- **Your instructions**: Copy every line from the material below that holds "Permissions".

** Start **

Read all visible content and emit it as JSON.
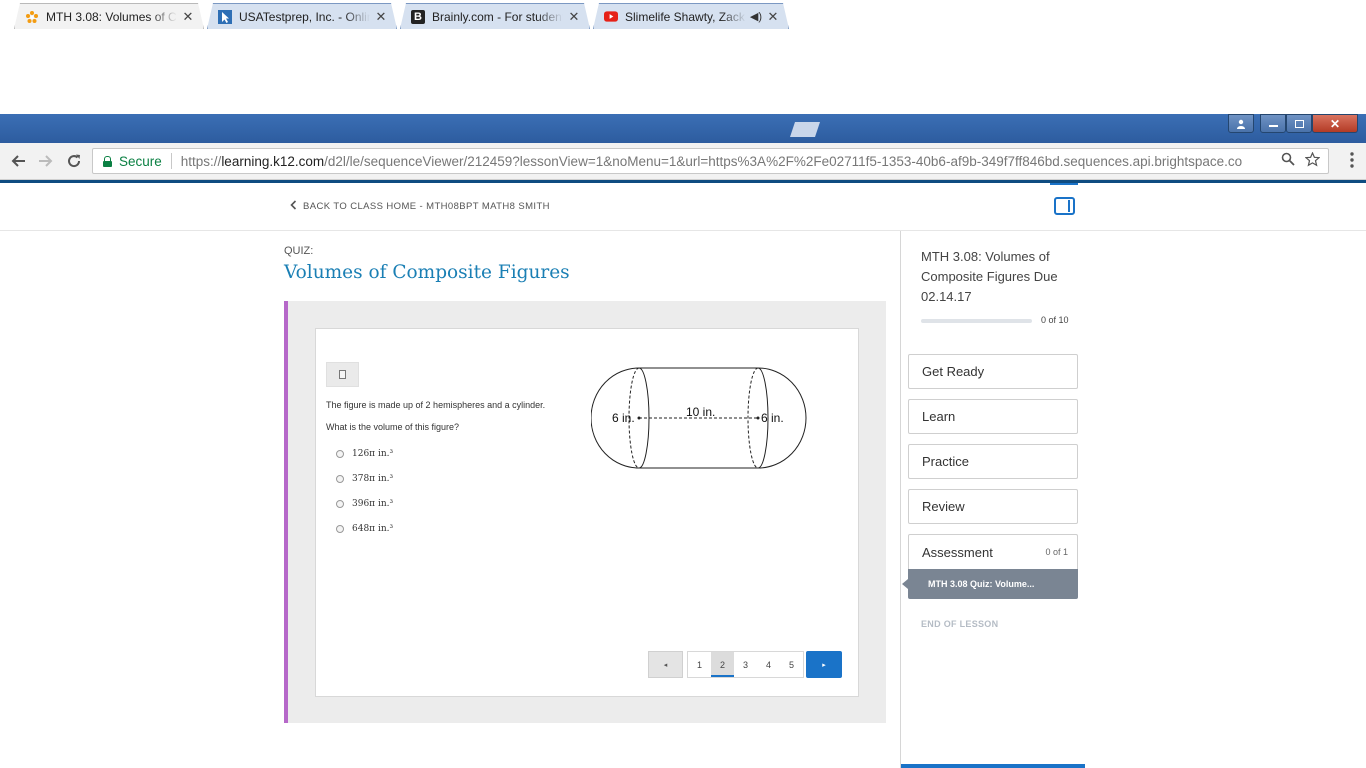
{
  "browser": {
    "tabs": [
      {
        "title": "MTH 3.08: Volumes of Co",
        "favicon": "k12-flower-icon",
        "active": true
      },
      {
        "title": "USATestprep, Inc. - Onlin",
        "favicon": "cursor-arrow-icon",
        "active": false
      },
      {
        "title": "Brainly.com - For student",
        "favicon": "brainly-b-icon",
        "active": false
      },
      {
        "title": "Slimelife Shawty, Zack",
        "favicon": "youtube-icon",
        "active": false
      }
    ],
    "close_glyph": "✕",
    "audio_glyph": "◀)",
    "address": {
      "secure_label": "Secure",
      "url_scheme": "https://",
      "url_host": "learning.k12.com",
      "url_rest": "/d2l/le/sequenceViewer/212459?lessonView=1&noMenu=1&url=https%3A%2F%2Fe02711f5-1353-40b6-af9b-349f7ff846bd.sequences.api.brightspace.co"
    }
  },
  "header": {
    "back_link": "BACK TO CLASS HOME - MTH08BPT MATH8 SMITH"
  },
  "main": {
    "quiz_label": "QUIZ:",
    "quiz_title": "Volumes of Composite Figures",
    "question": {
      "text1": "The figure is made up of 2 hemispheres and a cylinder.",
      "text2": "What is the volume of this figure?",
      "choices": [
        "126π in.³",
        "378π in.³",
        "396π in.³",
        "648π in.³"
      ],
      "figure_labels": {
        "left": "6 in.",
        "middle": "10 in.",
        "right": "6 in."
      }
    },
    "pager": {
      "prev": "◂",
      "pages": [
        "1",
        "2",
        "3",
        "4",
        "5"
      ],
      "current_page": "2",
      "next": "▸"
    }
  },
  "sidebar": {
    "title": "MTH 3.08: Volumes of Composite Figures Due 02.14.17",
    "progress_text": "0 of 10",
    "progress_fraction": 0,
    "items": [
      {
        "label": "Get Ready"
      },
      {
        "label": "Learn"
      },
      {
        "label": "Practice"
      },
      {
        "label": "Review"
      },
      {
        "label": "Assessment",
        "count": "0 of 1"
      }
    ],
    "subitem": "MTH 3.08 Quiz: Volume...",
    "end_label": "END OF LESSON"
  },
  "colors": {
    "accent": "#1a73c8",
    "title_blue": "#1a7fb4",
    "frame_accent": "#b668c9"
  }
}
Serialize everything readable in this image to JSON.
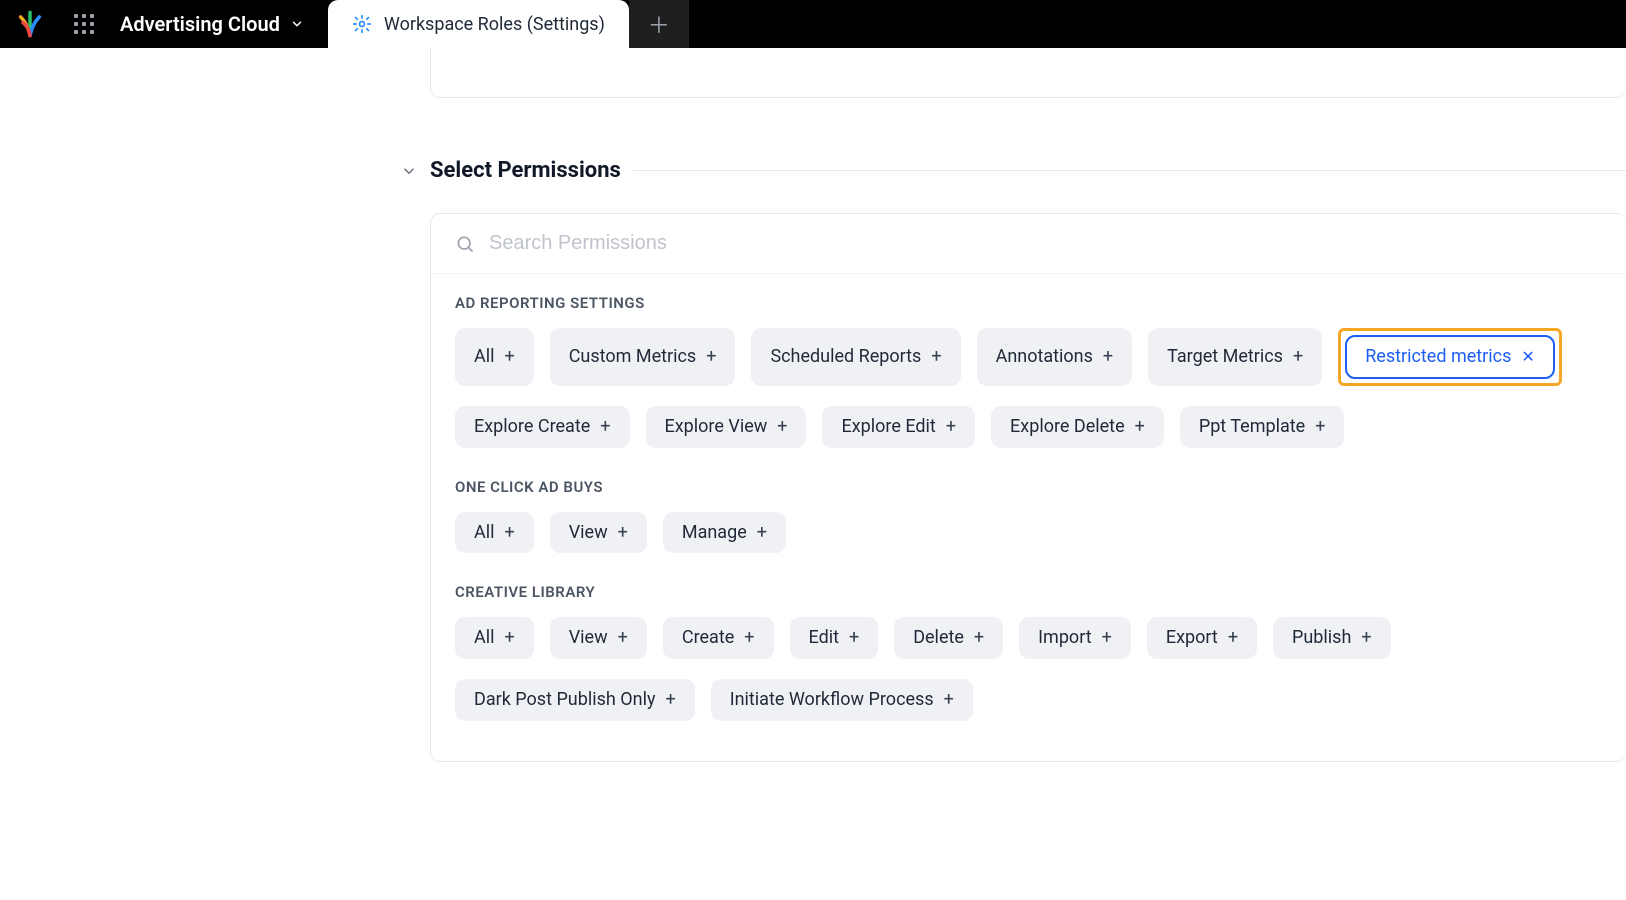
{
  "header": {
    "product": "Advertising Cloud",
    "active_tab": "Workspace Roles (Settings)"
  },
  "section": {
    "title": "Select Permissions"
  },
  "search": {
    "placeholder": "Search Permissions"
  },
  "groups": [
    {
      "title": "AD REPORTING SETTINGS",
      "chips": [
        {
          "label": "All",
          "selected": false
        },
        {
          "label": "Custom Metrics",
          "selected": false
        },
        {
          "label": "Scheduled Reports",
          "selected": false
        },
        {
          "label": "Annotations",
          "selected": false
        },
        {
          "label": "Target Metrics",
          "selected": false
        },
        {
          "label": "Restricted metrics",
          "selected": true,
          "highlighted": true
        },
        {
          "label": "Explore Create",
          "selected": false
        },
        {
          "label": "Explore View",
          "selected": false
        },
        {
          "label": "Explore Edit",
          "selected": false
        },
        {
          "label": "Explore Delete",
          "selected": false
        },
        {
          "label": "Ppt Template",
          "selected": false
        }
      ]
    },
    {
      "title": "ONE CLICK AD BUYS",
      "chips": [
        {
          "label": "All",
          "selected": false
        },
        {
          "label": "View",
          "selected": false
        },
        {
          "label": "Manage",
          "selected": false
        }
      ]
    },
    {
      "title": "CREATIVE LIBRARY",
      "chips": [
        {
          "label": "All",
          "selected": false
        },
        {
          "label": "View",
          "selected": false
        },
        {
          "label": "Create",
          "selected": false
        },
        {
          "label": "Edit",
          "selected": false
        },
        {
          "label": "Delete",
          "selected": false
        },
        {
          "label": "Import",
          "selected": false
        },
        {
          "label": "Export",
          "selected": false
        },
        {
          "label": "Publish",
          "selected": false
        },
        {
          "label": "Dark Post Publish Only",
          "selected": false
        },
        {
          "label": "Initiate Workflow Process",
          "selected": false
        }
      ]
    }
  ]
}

** End **
** Start **

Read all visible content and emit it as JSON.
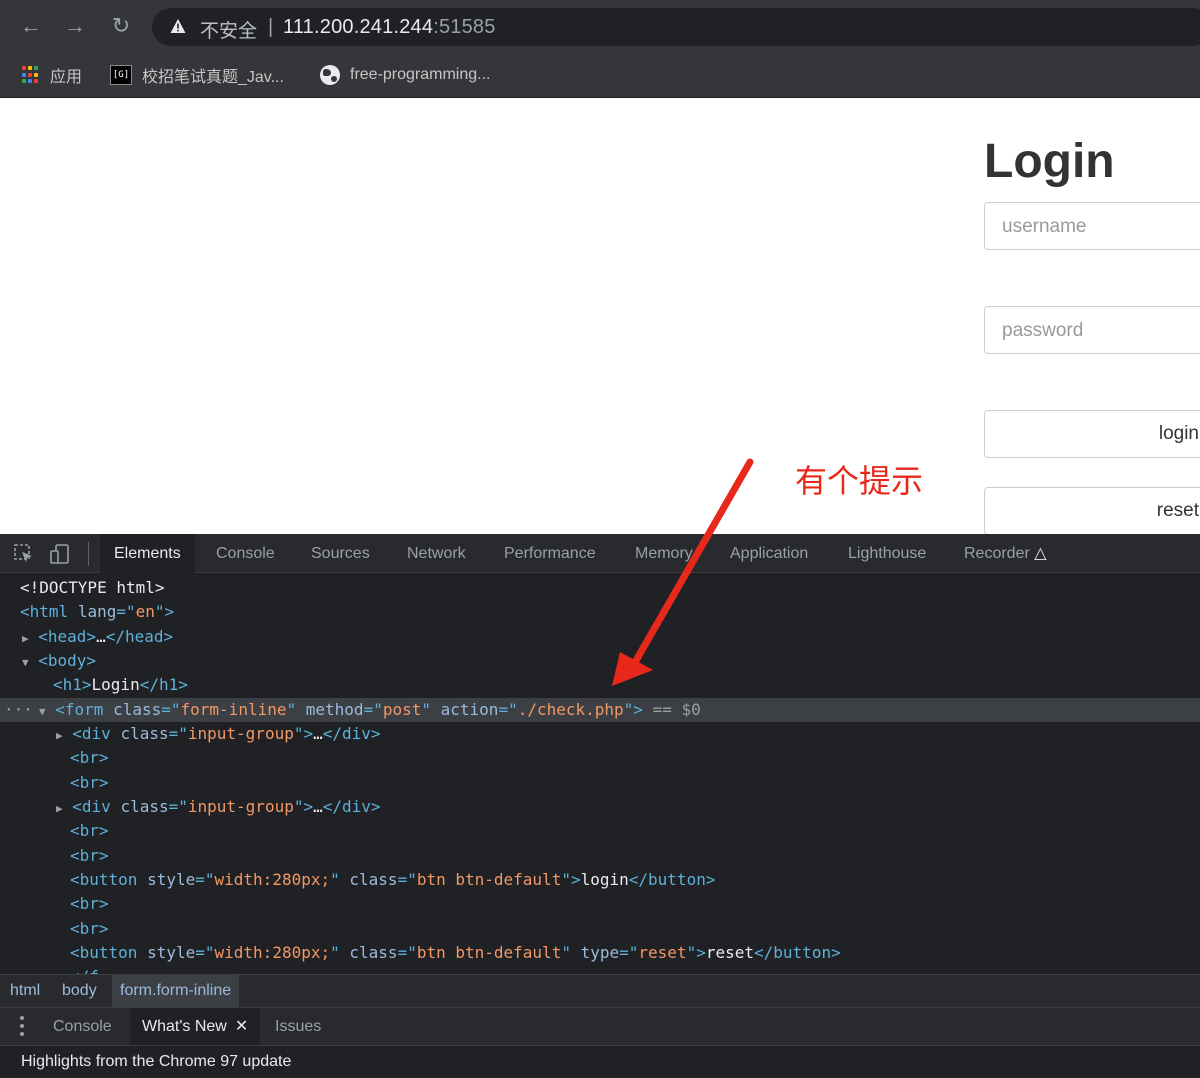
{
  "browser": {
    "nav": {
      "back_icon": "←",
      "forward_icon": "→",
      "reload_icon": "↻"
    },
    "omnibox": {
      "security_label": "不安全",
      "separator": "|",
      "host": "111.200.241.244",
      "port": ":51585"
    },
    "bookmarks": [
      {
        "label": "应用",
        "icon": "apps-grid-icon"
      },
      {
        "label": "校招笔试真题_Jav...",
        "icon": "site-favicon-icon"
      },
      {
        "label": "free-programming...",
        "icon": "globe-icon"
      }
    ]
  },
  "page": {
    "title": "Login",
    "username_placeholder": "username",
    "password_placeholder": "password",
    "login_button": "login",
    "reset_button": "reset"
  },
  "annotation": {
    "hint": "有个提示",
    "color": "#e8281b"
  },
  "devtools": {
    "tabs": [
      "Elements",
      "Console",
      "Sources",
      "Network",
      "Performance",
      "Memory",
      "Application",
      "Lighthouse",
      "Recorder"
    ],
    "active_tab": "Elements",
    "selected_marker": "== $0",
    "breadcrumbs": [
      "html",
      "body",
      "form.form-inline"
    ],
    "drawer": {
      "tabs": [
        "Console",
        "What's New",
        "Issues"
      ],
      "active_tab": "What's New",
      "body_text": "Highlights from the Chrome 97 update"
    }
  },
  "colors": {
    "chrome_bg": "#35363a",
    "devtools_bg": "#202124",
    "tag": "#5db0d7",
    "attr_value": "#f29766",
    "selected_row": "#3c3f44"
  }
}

** End **
** Start **

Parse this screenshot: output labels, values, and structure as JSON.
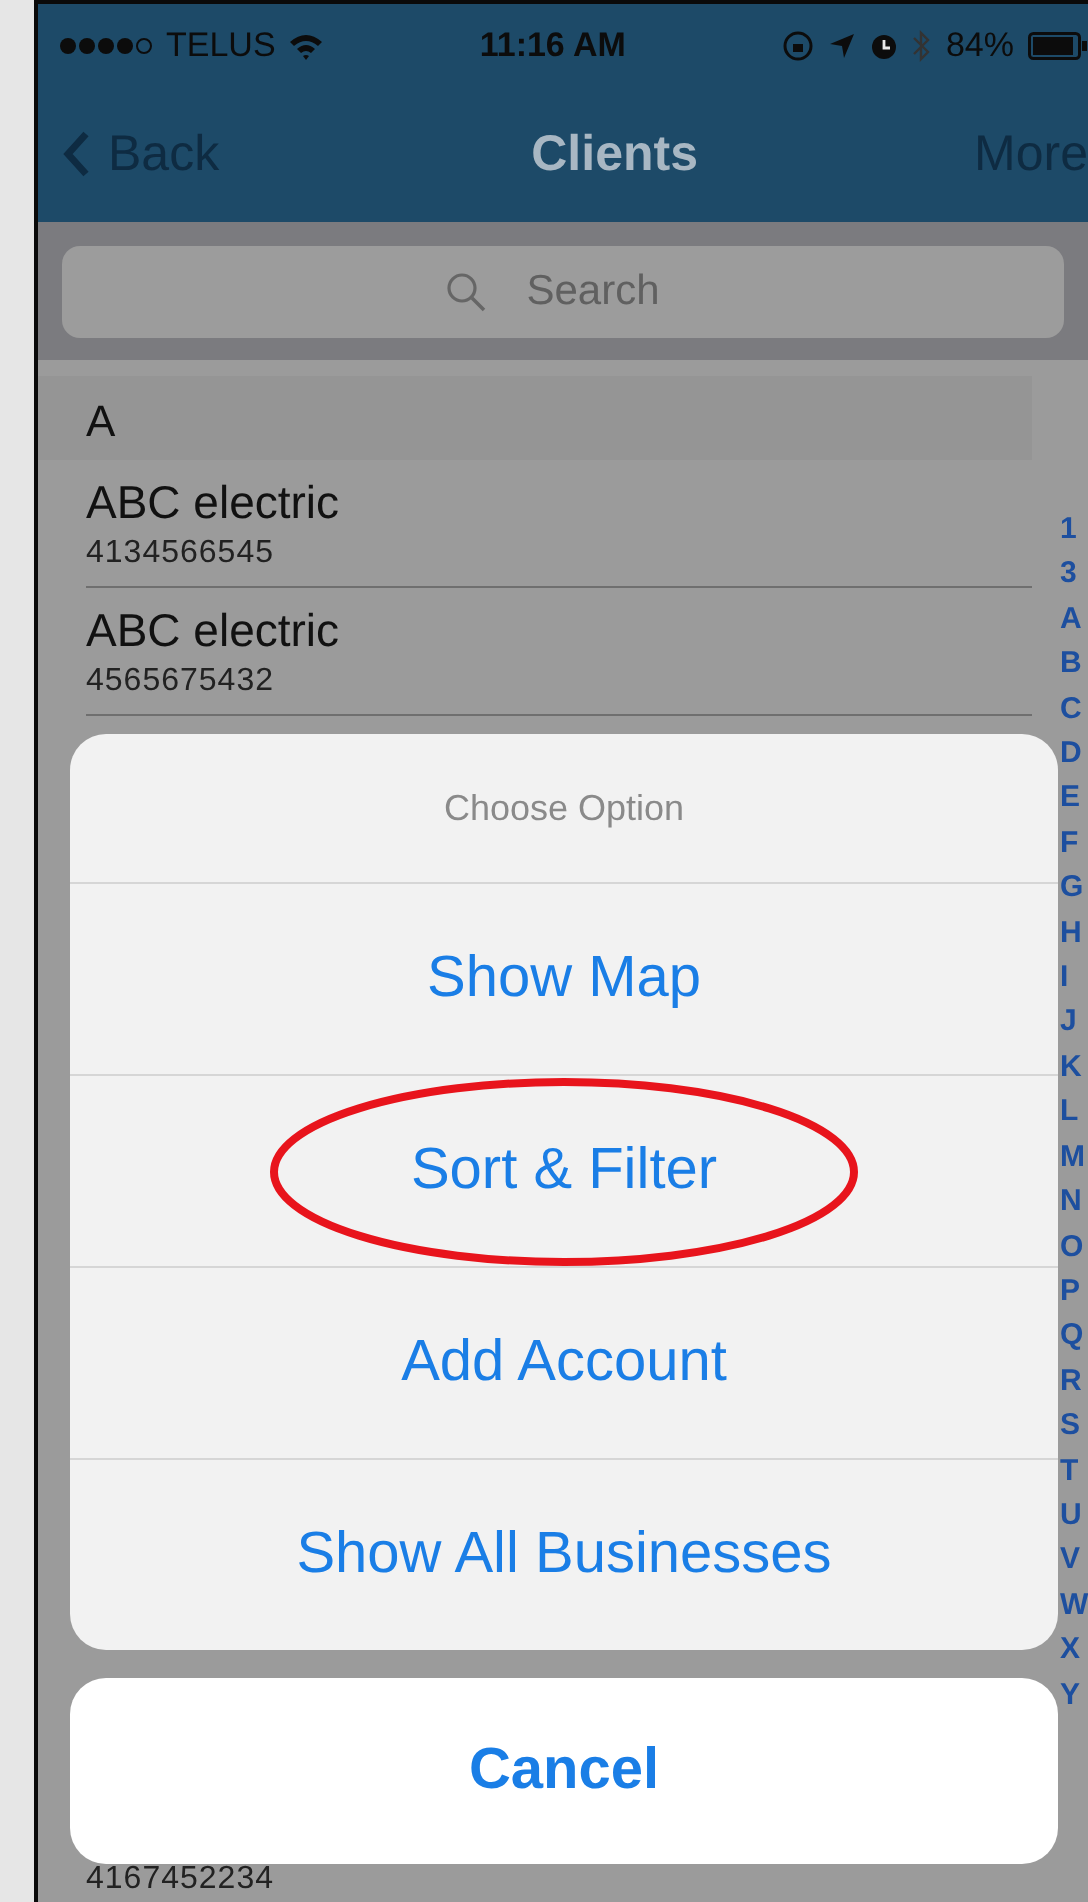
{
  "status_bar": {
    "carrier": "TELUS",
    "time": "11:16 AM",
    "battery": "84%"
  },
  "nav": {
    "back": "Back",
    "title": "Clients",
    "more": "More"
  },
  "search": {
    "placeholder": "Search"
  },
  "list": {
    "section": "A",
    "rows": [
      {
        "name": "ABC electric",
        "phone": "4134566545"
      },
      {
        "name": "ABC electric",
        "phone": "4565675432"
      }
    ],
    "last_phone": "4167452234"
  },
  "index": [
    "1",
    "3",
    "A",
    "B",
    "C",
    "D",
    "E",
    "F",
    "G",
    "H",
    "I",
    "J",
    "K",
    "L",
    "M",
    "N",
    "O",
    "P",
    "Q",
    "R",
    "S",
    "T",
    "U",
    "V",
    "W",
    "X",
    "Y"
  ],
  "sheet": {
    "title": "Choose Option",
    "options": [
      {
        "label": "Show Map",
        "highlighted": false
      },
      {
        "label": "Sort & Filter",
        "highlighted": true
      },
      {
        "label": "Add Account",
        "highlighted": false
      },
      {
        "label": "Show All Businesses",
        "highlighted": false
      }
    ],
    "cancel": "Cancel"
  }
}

** End **

- **Exercise result**:
    "title": "Select Permissions"
    "placeholder": "Search Permissions"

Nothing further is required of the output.